(Dataset rows about figures)
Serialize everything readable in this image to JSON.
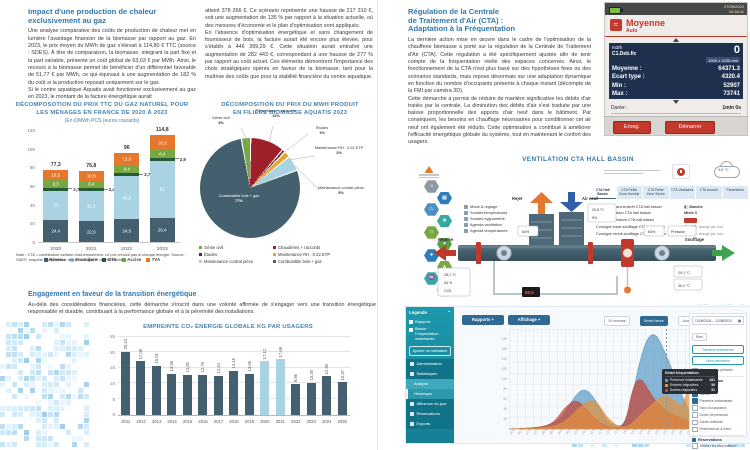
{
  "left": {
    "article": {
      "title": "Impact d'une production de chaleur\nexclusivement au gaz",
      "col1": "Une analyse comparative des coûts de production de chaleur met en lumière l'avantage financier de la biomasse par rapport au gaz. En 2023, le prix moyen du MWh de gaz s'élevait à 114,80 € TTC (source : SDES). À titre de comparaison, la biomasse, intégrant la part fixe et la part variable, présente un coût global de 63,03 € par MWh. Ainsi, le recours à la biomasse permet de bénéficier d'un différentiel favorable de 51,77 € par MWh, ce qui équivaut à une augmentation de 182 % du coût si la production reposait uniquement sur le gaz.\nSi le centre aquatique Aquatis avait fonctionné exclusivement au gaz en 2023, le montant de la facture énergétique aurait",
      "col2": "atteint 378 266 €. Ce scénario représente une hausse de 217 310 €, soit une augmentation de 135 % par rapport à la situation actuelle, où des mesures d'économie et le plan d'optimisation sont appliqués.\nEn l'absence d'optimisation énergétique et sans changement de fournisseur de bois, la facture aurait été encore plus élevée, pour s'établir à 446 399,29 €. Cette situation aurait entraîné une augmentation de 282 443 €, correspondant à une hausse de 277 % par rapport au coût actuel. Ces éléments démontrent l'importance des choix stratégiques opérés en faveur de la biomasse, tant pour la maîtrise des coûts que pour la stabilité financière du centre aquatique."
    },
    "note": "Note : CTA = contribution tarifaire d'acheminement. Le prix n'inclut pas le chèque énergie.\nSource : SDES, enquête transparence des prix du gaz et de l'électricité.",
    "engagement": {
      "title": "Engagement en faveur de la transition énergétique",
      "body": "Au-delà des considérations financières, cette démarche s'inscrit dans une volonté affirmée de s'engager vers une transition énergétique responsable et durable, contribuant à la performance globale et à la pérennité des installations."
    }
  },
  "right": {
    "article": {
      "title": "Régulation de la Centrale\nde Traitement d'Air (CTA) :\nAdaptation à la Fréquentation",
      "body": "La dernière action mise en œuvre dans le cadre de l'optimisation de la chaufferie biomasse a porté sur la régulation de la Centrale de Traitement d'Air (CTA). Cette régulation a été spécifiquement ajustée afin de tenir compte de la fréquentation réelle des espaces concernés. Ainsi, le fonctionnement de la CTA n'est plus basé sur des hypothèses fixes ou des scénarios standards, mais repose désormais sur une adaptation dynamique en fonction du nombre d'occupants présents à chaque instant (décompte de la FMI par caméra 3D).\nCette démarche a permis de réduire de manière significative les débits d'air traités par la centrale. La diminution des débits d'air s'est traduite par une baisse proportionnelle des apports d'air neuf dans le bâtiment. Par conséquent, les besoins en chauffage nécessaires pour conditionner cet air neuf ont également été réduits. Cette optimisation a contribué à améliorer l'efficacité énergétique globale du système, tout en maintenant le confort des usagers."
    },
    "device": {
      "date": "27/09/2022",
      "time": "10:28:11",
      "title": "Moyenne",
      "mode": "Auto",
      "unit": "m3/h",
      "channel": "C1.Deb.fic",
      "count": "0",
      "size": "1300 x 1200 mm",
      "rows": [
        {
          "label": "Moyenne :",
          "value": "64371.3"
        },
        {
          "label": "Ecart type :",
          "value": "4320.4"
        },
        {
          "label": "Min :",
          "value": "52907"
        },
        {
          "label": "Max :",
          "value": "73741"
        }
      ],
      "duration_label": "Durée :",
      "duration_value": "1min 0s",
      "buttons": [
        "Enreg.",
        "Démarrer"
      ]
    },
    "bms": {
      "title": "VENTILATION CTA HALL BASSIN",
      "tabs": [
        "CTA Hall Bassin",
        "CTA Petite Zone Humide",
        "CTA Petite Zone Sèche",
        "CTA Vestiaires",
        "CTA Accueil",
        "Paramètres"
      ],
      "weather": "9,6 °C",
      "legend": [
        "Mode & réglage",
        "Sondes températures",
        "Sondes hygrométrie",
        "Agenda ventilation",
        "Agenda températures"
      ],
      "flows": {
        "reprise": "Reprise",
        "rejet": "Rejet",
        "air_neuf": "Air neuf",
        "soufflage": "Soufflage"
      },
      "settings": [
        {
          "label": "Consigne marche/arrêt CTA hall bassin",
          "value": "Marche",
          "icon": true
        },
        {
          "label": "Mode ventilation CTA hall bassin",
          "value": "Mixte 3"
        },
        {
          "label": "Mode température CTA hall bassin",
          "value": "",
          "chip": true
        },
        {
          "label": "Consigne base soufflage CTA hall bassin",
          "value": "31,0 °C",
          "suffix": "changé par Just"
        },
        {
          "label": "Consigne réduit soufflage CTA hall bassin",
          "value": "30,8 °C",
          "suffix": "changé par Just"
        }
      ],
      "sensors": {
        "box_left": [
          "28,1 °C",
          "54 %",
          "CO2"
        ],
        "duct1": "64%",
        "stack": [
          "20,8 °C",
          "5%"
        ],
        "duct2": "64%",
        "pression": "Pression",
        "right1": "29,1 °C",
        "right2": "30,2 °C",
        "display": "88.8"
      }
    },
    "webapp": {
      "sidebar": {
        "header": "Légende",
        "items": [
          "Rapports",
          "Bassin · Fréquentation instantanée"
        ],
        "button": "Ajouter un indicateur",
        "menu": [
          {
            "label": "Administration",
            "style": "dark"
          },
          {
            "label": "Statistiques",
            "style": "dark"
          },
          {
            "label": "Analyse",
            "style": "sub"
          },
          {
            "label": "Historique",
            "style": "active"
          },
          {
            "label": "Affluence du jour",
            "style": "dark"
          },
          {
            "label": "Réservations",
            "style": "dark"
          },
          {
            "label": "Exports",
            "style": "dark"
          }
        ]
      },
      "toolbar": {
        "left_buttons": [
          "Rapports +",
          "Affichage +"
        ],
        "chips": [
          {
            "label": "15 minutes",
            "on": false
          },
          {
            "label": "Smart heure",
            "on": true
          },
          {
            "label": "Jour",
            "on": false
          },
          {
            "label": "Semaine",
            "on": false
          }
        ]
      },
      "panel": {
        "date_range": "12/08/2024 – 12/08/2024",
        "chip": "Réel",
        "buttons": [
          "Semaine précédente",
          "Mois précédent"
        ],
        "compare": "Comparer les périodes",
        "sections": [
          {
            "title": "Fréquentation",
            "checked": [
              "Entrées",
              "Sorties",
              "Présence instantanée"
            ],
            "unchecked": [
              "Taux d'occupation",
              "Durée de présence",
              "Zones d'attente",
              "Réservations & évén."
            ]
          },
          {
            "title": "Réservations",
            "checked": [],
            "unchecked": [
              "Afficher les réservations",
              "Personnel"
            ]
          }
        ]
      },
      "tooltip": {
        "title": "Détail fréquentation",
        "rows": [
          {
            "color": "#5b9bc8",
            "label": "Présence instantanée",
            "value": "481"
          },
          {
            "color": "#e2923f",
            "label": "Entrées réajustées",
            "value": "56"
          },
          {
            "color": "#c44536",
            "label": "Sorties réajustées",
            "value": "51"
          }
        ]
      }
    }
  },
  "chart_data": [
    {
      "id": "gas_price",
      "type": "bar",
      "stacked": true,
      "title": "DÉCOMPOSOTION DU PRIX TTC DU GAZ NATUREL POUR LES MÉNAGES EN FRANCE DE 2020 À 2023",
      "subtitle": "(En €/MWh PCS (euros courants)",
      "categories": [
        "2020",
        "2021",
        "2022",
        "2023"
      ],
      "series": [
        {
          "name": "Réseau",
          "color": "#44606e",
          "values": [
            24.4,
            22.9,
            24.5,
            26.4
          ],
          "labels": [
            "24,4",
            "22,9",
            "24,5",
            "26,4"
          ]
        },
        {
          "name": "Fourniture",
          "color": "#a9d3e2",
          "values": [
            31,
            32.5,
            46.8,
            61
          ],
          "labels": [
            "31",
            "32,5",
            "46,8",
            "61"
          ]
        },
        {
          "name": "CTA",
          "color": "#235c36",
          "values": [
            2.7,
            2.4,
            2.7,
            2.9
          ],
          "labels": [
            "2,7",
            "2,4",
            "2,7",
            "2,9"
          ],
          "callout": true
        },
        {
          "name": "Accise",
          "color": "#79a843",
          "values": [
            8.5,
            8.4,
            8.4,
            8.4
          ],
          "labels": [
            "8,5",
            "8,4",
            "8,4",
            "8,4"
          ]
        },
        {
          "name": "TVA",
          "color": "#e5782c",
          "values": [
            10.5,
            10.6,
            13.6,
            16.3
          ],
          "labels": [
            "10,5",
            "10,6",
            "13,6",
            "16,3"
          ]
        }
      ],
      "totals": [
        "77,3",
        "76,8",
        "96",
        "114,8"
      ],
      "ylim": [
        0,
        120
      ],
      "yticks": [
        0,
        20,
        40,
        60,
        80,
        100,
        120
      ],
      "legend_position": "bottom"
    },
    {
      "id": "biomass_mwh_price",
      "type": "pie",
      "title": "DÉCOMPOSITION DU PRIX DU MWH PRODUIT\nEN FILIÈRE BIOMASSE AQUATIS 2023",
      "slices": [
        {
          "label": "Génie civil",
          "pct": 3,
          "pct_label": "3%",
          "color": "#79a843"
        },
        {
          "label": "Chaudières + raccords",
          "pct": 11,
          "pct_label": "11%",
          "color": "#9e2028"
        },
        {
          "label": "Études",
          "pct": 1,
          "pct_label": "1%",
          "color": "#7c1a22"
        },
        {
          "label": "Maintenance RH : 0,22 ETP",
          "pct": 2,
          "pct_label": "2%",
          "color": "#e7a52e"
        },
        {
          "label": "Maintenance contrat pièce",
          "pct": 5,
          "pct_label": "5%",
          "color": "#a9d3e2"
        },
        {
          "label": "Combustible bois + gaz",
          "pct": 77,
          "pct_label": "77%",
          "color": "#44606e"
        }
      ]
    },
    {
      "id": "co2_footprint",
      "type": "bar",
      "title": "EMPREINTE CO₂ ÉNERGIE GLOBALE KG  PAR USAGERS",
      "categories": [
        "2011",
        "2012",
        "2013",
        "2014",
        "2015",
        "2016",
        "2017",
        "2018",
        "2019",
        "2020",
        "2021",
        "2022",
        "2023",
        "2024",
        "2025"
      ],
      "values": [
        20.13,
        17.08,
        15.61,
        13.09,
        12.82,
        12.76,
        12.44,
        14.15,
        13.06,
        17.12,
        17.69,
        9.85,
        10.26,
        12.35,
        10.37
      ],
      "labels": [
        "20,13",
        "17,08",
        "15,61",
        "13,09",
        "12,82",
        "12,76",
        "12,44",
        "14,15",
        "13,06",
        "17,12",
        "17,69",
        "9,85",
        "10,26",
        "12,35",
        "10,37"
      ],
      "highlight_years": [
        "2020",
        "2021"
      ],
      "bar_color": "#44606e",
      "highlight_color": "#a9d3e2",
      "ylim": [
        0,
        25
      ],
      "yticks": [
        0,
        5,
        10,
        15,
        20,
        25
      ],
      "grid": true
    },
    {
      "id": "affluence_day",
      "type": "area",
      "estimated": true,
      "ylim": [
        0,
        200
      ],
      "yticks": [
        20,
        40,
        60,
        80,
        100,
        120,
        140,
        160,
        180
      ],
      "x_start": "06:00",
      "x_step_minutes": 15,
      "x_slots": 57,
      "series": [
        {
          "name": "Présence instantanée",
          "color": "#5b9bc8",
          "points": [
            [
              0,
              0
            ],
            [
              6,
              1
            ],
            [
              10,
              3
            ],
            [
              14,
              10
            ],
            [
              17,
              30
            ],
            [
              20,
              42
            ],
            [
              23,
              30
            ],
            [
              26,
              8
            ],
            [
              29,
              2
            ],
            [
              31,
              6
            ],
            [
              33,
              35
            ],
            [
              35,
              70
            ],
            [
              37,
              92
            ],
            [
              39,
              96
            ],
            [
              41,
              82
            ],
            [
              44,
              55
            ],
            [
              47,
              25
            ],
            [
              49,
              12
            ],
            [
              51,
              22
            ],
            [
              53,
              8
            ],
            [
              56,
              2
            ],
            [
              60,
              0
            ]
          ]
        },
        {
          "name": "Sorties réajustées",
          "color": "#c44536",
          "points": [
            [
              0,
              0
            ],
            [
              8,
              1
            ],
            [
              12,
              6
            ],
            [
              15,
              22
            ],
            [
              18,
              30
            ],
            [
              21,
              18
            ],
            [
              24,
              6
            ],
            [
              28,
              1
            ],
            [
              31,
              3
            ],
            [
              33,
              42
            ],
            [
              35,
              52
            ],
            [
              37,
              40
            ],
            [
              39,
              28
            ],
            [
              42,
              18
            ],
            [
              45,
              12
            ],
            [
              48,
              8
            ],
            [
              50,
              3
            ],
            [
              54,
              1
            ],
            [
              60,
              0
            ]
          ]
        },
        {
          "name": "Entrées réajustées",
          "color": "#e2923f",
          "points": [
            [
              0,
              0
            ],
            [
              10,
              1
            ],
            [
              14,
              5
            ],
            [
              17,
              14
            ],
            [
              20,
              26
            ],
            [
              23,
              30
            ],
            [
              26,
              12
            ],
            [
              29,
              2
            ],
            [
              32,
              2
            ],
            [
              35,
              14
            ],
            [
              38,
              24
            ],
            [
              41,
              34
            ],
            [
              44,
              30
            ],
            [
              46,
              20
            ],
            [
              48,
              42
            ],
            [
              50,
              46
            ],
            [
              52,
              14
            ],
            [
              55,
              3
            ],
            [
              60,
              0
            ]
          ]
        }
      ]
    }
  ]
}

PROBLEM - Copy every line of the listing that includes the string "type".

THE RESULT -
          "label": "Ecart type :",
      "type": "bar",
      "type": "pie",
      "type": "bar",
      "type": "area",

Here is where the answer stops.